## Begin ROWS

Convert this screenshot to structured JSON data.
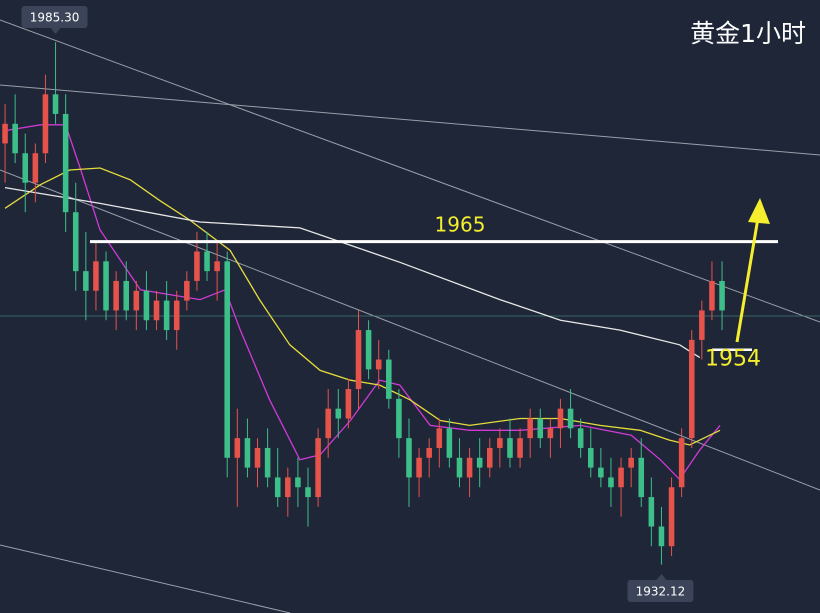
{
  "chart_data": {
    "type": "candlestick",
    "title": "黄金1小时",
    "xlim": [
      -0.5,
      80.7
    ],
    "ylim": [
      1927.2,
      1989.6
    ],
    "up_color": "#e5534b",
    "down_color": "#3dbf8a",
    "open": [
      1975,
      1977,
      1974,
      1971,
      1974,
      1980,
      1978,
      1968,
      1962,
      1960,
      1963,
      1958,
      1961,
      1958,
      1960,
      1957,
      1959,
      1956,
      1959,
      1961,
      1964,
      1962,
      1963,
      1943,
      1945,
      1942,
      1944,
      1941,
      1939,
      1941,
      1940,
      1939,
      1945,
      1948,
      1947,
      1950,
      1956,
      1952,
      1953,
      1949,
      1945,
      1941,
      1943,
      1944,
      1946,
      1943,
      1941,
      1943,
      1942,
      1944,
      1945,
      1943,
      1945,
      1947,
      1945,
      1946,
      1948,
      1946,
      1944,
      1942,
      1941,
      1940,
      1942,
      1943,
      1939,
      1936,
      1934,
      1940,
      1945,
      1955,
      1958,
      1961
    ],
    "high": [
      1979,
      1980,
      1976,
      1975,
      1982,
      1985.3,
      1980,
      1971,
      1966,
      1965,
      1964,
      1962,
      1963,
      1961,
      1962,
      1960,
      1961,
      1960,
      1962,
      1966,
      1966,
      1965,
      1964,
      1948,
      1947,
      1945,
      1946,
      1944,
      1942,
      1943,
      1942,
      1946,
      1950,
      1950,
      1951,
      1958,
      1957,
      1955,
      1954,
      1950,
      1947,
      1944,
      1945,
      1947,
      1947,
      1945,
      1944,
      1945,
      1945,
      1946,
      1947,
      1946,
      1948,
      1948,
      1947,
      1949,
      1950,
      1947,
      1946,
      1944,
      1943,
      1943,
      1944,
      1945,
      1941,
      1938,
      1941,
      1946,
      1956,
      1959,
      1963,
      1963
    ],
    "low": [
      1971,
      1973,
      1968,
      1969,
      1973,
      1977,
      1966,
      1960,
      1957,
      1958,
      1957,
      1956,
      1957,
      1956,
      1956,
      1956,
      1955,
      1954,
      1958,
      1960,
      1961,
      1959,
      1941,
      1938,
      1941,
      1940,
      1940,
      1938,
      1937,
      1938,
      1936,
      1938,
      1943,
      1945,
      1946,
      1948,
      1951,
      1950,
      1948,
      1943,
      1938,
      1939,
      1941,
      1942,
      1942,
      1940,
      1939,
      1940,
      1941,
      1942,
      1942,
      1942,
      1943,
      1944,
      1943,
      1944,
      1945,
      1943,
      1941,
      1940,
      1938,
      1937,
      1940,
      1938,
      1934,
      1932.12,
      1933,
      1939,
      1944,
      1953,
      1957,
      1956
    ],
    "close": [
      1977,
      1974,
      1971,
      1974,
      1980,
      1978,
      1968,
      1962,
      1960,
      1963,
      1958,
      1961,
      1958,
      1960,
      1957,
      1959,
      1956,
      1959,
      1961,
      1964,
      1962,
      1963,
      1943,
      1945,
      1942,
      1944,
      1941,
      1939,
      1941,
      1940,
      1939,
      1945,
      1948,
      1947,
      1950,
      1956,
      1952,
      1953,
      1949,
      1945,
      1941,
      1943,
      1944,
      1946,
      1943,
      1941,
      1943,
      1942,
      1944,
      1945,
      1943,
      1945,
      1947,
      1945,
      1946,
      1948,
      1946,
      1944,
      1942,
      1941,
      1940,
      1942,
      1943,
      1939,
      1936,
      1934,
      1940,
      1945,
      1955,
      1958,
      1961,
      1958
    ],
    "overlays": [
      {
        "color": "#d03ad6",
        "x": [
          0,
          3.5,
          6,
          7.5,
          9.4,
          13.4,
          19.3,
          21.8,
          23.3,
          26.2,
          29.2,
          31.2,
          34.2,
          37.1,
          39.1,
          42.1,
          46,
          51,
          57,
          62,
          64.9,
          66.8,
          68.8,
          70.8
        ],
        "values": [
          1976.3,
          1976.9,
          1976.9,
          1972.3,
          1966.2,
          1960.1,
          1959.1,
          1960.1,
          1956.0,
          1948.9,
          1942.8,
          1943.3,
          1946.8,
          1950.9,
          1950.4,
          1946.3,
          1945.8,
          1945.8,
          1946.3,
          1945.3,
          1942.8,
          1940.8,
          1943.8,
          1946.3
        ]
      },
      {
        "color": "#e6dc3c",
        "x": [
          0,
          3.5,
          6.4,
          9.4,
          12.4,
          15.3,
          18.3,
          22.3,
          25.2,
          28.2,
          31.2,
          34.2,
          37.1,
          40.1,
          43.1,
          46,
          51,
          55,
          58.9,
          62.9,
          65.8,
          67.8,
          70.8
        ],
        "values": [
          1968.4,
          1970.8,
          1972.3,
          1972.5,
          1971.3,
          1969.2,
          1967.2,
          1964.1,
          1959.1,
          1954.5,
          1951.9,
          1950.9,
          1950.4,
          1948.9,
          1946.8,
          1946.3,
          1947.0,
          1947.0,
          1946.3,
          1945.8,
          1944.8,
          1944.3,
          1945.8
        ]
      },
      {
        "color": "#e8e8e8",
        "x": [
          0,
          9.4,
          19.3,
          29.2,
          39.1,
          49,
          55,
          60.9,
          66.8,
          68.8
        ],
        "values": [
          1970.5,
          1968.9,
          1967.0,
          1966.4,
          1962.9,
          1959.1,
          1957.0,
          1956.0,
          1954.5,
          1953.2
        ]
      }
    ],
    "annotations": [
      {
        "label": "1985.30",
        "value": 1985.3,
        "index": 5
      },
      {
        "label": "1932.12",
        "value": 1932.12,
        "index": 65
      }
    ],
    "levels": [
      {
        "value": 1965,
        "label": "1965"
      },
      {
        "value": 1954,
        "label": "1954"
      }
    ]
  }
}
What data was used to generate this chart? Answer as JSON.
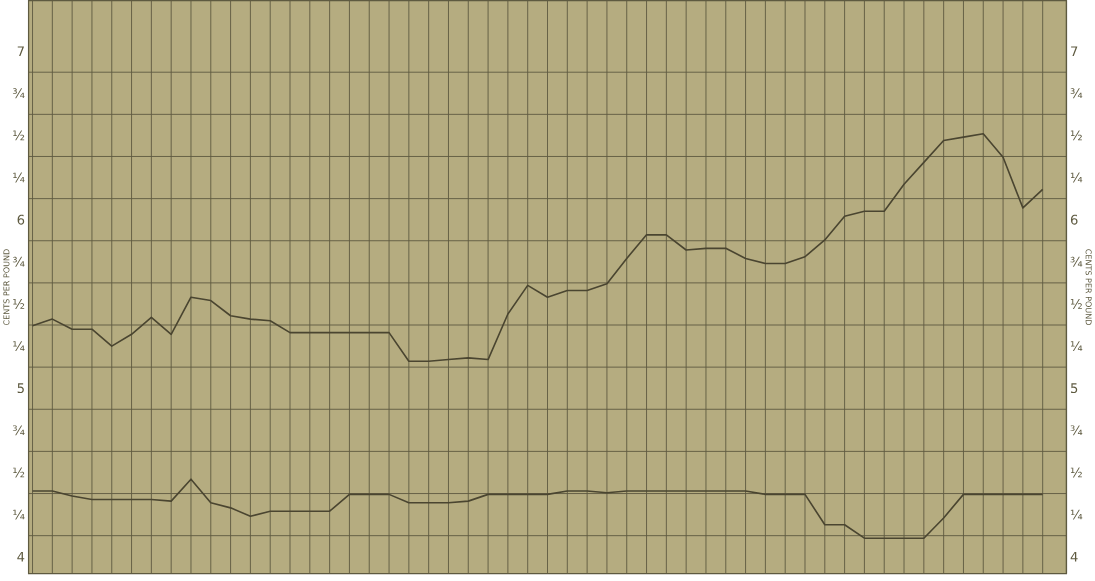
{
  "chart_data": {
    "type": "line",
    "ylabel": "CENTS PER POUND",
    "y2label": "CENTS PER POUND",
    "categories": [
      null,
      null,
      null,
      null,
      null,
      null,
      null,
      null,
      null,
      null,
      null,
      null,
      null,
      null,
      null,
      null,
      null,
      null,
      null,
      null,
      null,
      null,
      null,
      null,
      null,
      null,
      null,
      null,
      null,
      null,
      null,
      null,
      null,
      null,
      null,
      null,
      null,
      null,
      null,
      null,
      null,
      null,
      null,
      null,
      null,
      null,
      null,
      null,
      null,
      null,
      null,
      null
    ],
    "series": [
      {
        "color": "#4a4530",
        "values": [
          5.37,
          5.41,
          5.35,
          5.35,
          5.25,
          5.32,
          5.42,
          5.32,
          5.54,
          5.52,
          5.43,
          5.41,
          5.4,
          5.33,
          5.33,
          5.33,
          5.33,
          5.33,
          5.33,
          5.16,
          5.16,
          5.17,
          5.18,
          5.17,
          5.44,
          5.61,
          5.54,
          5.58,
          5.58,
          5.62,
          5.77,
          5.91,
          5.91,
          5.82,
          5.83,
          5.83,
          5.77,
          5.74,
          5.74,
          5.78,
          5.88,
          6.02,
          6.05,
          6.05,
          6.21,
          6.34,
          6.47,
          6.49,
          6.51,
          6.37,
          6.07,
          6.18
        ]
      },
      {
        "color": "#4a4530",
        "values": [
          4.39,
          4.39,
          4.36,
          4.34,
          4.34,
          4.34,
          4.34,
          4.33,
          4.46,
          4.32,
          4.29,
          4.24,
          4.27,
          4.27,
          4.27,
          4.27,
          4.37,
          4.37,
          4.37,
          4.32,
          4.32,
          4.32,
          4.33,
          4.37,
          4.37,
          4.37,
          4.37,
          4.39,
          4.39,
          4.38,
          4.39,
          4.39,
          4.39,
          4.39,
          4.39,
          4.39,
          4.39,
          4.37,
          4.37,
          4.37,
          4.19,
          4.19,
          4.11,
          4.11,
          4.11,
          4.11,
          4.23,
          4.37,
          4.37,
          4.37,
          4.37,
          4.37
        ]
      }
    ],
    "ylim": [
      3.9,
      7.3
    ],
    "yticks": [
      4,
      {
        "value": 4.25,
        "label": "¼"
      },
      {
        "value": 4.5,
        "label": "½"
      },
      {
        "value": 4.75,
        "label": "¾"
      },
      5,
      {
        "value": 5.25,
        "label": "¼"
      },
      {
        "value": 5.5,
        "label": "½"
      },
      {
        "value": 5.75,
        "label": "¾"
      },
      6,
      {
        "value": 6.25,
        "label": "¼"
      },
      {
        "value": 6.5,
        "label": "½"
      },
      {
        "value": 6.75,
        "label": "¾"
      },
      7
    ],
    "y2lim": [
      3.9,
      7.3
    ],
    "y2ticks": [
      4,
      {
        "value": 4.25,
        "label": "¼"
      },
      {
        "value": 4.5,
        "label": "½"
      },
      {
        "value": 4.75,
        "label": "¾"
      },
      5,
      {
        "value": 5.25,
        "label": "¼"
      },
      {
        "value": 5.5,
        "label": "½"
      },
      {
        "value": 5.75,
        "label": "¾"
      },
      6,
      {
        "value": 6.25,
        "label": "¼"
      },
      {
        "value": 6.5,
        "label": "½"
      },
      {
        "value": 6.75,
        "label": "¾"
      },
      7
    ],
    "grid": true,
    "tick_labels": "y",
    "marker": "none",
    "line_style": "solid"
  }
}
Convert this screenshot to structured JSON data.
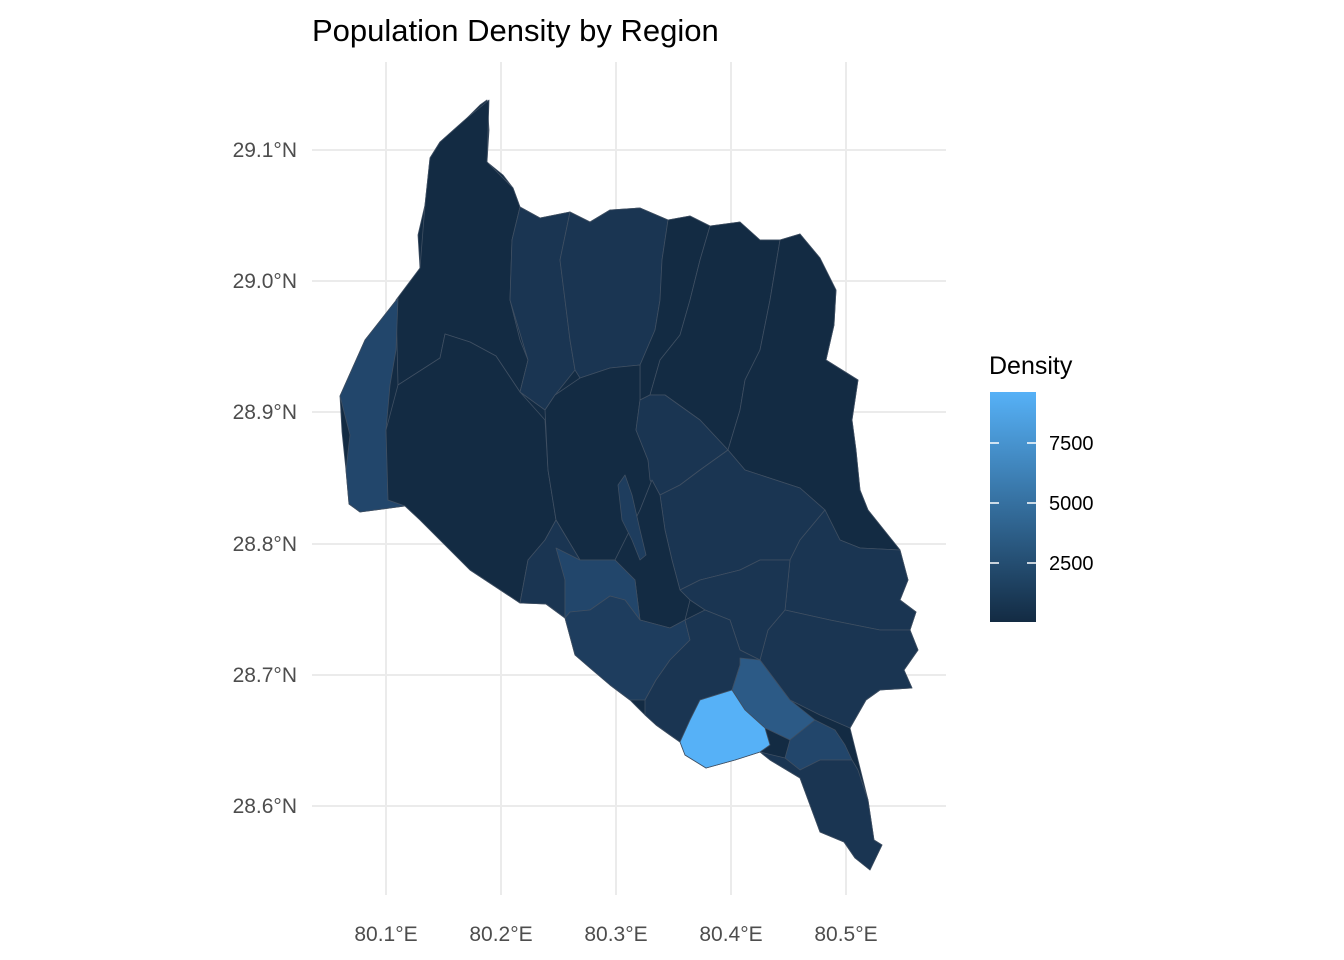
{
  "map": {
    "title": "Population Density by Region",
    "x_axis": {
      "ticks": [
        "80.1°E",
        "80.2°E",
        "80.3°E",
        "80.4°E",
        "80.5°E"
      ],
      "values": [
        80.1,
        80.2,
        80.3,
        80.4,
        80.5
      ]
    },
    "y_axis": {
      "ticks": [
        "29.1°N",
        "29.0°N",
        "28.9°N",
        "28.8°N",
        "28.7°N",
        "28.6°N"
      ],
      "values": [
        29.1,
        29.0,
        28.9,
        28.8,
        28.7,
        28.6
      ]
    },
    "grid": true,
    "legend": {
      "title": "Density",
      "position": "right",
      "labels": [
        "7500",
        "5000",
        "2500"
      ],
      "values": [
        7500,
        5000,
        2500
      ],
      "color_low": "#132b43",
      "color_high": "#56b1f7"
    },
    "colors": {
      "region_lowest": "#132b43",
      "region_low": "#1a3552",
      "region_mid": "#22466b",
      "region_midhigh": "#2c5a86",
      "region_highest": "#56b1f7"
    }
  }
}
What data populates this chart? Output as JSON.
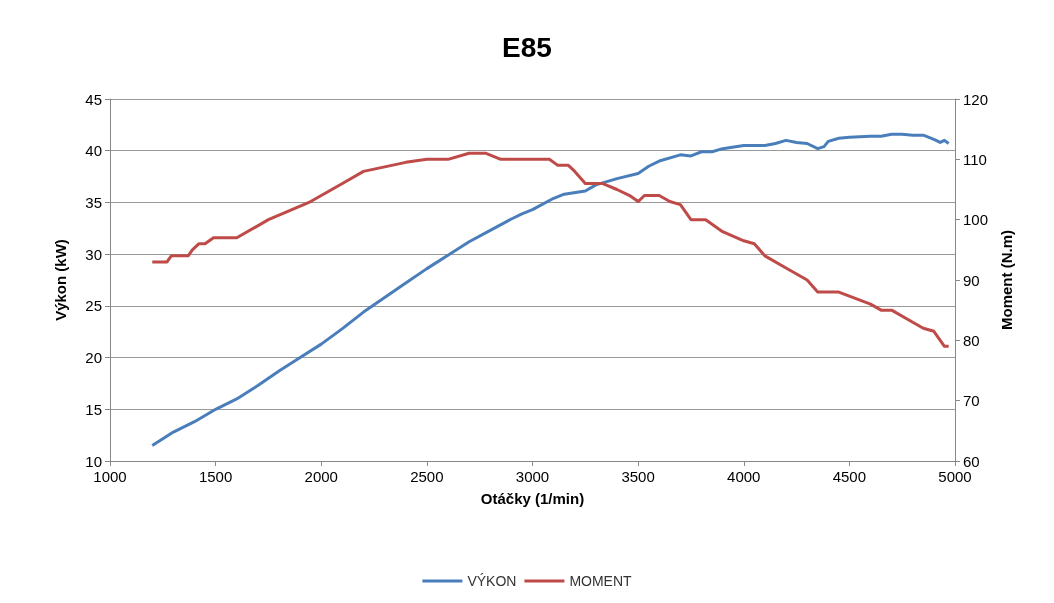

## End ROWS

WHAT THE TASK REQUIRES
Scan the data above and copy every line with "CENTS" in it.

WRITTEN SOLUTION
    "ylabel": "CENTS PER POUND",
    "y2label": "CENTS PER POUND",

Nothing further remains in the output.